▶ _TEXTO DADO_:
####################

Con la participación de alrededor de 500 mujeres de las cuales catorce lo hicieron desde Chubut, más precisamente de la zona de Cushamen y Lago Rosario, se desarrolló la semana pasada el 1º Encuentro Nacional de Mujeres Campesinas y Aborígenes. Desde el reclamo por una ley de reforma agraria con participación indígena y campesina hasta la excención de cargas impositivas y tasas diferenciadas a los campesinos, fueron las conclusiones en torno a la tierra. Pero el pedido también incluyó reglamentaciones para la extracción de recursos naturales, garantizando la participación del campesinado, generando mecanismos de consulta ante emprendimientos como represas o explotaciones mineras o forestales, etc. El Chubut (Esquel), 31 de octubre de 2003. 

 
El Chubut (Esquel), 31 de octubre de 2003.
PARTICIPARON DELEGACIONES DE LAGO ROSARIO Y CUSHAMEN.

Se realizó el Encuentro Nacional de Mujeres Campesinas y Aborígenes


Con la participación de alrededor de 500 mujeres de las cuales catorce lo hicieron desde Chubut, más precisamente de la zona de Cushamen y Lago Rosario, se desarrolló la semana pasada el 1º Encuentro Nacional de Mujeres Campesinas y Aborígenes.

####################

(Datos de análisis de diseño de documentos)
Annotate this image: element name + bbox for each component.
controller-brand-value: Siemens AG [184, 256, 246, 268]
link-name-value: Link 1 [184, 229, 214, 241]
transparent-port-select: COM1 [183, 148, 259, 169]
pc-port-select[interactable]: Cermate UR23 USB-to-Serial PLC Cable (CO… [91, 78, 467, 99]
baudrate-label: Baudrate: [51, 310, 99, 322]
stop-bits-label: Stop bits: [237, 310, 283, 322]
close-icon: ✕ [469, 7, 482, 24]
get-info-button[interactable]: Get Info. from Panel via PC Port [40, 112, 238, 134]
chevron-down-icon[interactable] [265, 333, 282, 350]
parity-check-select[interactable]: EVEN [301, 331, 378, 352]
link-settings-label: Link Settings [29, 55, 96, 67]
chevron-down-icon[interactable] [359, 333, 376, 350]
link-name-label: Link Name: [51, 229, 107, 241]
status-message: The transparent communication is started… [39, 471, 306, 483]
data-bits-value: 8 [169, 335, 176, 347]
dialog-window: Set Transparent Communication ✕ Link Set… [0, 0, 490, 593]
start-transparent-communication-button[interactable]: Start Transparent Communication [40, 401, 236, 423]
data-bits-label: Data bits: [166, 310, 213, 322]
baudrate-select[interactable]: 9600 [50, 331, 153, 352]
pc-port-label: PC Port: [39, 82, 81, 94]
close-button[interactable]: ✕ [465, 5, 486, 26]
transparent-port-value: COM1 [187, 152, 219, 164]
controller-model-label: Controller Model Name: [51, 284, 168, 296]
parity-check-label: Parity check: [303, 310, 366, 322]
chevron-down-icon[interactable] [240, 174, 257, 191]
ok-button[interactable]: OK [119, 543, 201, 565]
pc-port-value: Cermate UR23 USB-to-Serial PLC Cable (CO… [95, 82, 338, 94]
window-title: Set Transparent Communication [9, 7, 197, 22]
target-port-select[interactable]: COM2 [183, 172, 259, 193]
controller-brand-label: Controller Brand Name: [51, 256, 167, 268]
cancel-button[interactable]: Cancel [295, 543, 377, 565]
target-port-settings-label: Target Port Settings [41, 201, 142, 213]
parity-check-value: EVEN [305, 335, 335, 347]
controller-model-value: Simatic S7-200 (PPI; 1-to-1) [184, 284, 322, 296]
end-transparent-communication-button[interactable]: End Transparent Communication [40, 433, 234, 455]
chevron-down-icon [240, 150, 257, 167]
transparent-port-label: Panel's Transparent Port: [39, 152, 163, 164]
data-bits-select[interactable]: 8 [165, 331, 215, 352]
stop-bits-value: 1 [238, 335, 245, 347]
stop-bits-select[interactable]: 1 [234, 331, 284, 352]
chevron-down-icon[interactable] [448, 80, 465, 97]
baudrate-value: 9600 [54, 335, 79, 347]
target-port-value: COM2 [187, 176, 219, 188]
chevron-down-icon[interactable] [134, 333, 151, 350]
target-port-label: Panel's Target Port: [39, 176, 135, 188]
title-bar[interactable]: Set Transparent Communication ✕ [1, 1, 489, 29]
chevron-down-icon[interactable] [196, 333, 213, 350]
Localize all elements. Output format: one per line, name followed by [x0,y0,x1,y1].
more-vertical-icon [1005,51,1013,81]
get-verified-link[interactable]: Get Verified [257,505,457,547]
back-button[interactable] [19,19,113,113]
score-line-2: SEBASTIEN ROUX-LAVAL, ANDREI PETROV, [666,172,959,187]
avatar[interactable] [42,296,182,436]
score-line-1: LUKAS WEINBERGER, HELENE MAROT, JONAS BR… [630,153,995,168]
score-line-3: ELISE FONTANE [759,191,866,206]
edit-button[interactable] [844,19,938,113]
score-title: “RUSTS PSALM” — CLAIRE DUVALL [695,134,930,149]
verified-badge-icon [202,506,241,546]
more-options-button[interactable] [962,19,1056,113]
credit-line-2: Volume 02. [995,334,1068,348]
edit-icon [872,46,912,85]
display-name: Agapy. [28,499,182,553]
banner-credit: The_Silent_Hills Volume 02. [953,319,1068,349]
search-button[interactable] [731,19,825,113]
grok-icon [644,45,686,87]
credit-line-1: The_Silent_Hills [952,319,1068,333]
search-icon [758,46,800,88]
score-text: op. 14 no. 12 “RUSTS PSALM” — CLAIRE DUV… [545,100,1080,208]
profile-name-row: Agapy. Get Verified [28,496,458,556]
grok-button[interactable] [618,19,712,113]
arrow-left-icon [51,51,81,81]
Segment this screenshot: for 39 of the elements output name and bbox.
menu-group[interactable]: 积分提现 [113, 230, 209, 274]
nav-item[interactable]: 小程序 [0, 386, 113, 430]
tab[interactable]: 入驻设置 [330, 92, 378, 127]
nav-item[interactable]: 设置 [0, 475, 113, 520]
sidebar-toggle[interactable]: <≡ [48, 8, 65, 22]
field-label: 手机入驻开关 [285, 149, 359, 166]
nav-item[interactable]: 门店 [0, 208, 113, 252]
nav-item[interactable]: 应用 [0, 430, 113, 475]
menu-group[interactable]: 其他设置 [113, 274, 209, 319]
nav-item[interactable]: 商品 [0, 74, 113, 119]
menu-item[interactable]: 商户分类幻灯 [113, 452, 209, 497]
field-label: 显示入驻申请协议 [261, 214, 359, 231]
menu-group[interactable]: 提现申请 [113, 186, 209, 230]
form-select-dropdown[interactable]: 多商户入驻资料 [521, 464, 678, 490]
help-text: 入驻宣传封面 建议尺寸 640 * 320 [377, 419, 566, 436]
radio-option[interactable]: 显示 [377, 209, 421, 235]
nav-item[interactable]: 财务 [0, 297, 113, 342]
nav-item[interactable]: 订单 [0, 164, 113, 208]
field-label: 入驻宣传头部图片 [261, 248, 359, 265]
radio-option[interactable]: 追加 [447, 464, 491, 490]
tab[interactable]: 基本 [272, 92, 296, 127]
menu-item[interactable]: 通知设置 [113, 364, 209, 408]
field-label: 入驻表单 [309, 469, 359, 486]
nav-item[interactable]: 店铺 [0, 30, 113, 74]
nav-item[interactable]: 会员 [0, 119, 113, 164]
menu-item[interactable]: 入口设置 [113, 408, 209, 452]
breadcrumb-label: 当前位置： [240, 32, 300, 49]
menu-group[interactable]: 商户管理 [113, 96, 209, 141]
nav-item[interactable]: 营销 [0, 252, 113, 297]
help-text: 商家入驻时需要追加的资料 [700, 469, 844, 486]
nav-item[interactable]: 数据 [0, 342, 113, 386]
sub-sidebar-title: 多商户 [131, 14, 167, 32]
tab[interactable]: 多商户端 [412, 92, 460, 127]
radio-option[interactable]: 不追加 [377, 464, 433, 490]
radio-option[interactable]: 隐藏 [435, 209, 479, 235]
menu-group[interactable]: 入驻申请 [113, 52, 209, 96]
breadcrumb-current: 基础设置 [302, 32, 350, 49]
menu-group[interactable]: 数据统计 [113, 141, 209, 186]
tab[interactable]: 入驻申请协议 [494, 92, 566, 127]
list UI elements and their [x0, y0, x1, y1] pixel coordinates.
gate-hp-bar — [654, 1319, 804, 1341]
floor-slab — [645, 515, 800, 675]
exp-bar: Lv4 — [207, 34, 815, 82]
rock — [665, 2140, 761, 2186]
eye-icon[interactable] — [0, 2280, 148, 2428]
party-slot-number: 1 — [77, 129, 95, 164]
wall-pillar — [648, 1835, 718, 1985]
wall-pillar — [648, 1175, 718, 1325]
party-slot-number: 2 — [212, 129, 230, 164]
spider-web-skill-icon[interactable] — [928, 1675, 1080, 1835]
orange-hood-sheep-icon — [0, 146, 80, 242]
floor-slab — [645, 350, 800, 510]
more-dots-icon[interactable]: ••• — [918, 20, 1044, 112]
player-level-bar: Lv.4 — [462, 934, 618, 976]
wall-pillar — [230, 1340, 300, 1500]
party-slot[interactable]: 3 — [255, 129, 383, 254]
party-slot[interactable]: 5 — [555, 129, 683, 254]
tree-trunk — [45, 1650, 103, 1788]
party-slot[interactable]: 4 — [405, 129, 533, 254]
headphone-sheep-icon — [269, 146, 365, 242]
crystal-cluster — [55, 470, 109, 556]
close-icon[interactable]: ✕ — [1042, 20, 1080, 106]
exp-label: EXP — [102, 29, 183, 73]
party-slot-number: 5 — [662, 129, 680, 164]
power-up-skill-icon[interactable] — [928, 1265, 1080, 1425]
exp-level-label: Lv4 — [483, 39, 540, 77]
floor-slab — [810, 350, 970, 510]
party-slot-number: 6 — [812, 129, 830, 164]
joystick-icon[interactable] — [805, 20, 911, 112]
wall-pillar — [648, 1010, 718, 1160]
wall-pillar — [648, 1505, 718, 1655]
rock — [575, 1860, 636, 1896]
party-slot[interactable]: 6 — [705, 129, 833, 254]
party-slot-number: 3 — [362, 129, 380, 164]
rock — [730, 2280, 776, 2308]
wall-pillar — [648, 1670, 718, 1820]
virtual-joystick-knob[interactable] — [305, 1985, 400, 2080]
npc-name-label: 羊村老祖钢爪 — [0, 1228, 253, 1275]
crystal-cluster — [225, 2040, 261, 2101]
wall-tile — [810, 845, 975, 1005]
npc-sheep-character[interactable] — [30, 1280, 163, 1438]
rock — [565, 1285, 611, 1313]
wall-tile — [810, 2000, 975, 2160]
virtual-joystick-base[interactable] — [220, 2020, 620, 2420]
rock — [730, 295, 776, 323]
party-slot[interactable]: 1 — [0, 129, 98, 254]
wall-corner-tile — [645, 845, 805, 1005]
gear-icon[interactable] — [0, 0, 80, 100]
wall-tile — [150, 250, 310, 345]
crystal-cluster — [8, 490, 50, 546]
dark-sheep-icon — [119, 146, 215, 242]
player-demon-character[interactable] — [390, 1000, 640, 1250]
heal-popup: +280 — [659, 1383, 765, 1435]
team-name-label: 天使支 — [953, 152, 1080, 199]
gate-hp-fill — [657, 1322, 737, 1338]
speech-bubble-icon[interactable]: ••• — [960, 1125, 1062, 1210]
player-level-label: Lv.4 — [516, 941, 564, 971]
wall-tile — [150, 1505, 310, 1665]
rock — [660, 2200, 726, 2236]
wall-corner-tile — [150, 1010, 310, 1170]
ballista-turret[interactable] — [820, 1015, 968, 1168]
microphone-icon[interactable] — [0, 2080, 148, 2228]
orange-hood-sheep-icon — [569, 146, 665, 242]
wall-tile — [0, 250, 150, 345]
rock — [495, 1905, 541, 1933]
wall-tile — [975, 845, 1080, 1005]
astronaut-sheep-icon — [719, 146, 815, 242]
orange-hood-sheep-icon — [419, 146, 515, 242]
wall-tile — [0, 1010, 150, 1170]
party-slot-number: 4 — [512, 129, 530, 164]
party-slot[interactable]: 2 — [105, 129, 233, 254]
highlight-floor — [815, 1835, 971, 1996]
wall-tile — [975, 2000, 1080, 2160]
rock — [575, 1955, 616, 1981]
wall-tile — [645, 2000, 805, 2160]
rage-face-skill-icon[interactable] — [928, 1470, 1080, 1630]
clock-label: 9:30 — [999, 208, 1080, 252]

####################

▶ _SOBRE LA TAREA_: Reescribe como lista el primer párrafo del texto, el que comienza con «Con la participación de alrededor de 500 mujeres», y conserva sus datos principales. Las filas no intervienen en esto.

▶ _RESPUESTA ESCRITA_:
- La semana pasada se realizó el 1.º Encuentro Nacional de Mujeres Campesinas y Aborígenes, con unas 500 participantes.
- Catorce de ellas fueron de Chubut, de la zona de Cushamen y Lago Rosario.
- Sobre la tierra, las conclusiones fueron desde el reclamo de una ley de reforma agraria con participación indígena y campesina hasta la exención de cargas impositivas y tasas diferenciadas para los campesinos.
- También se pidieron reglamentaciones para la extracción de recursos naturales que garanticen la participación del campesinado, y mecanismos de consulta ante emprendimientos como represas o explotaciones mineras o forestales.
- Publicado en El Chubut (Esquel), 31 de octubre de 2003.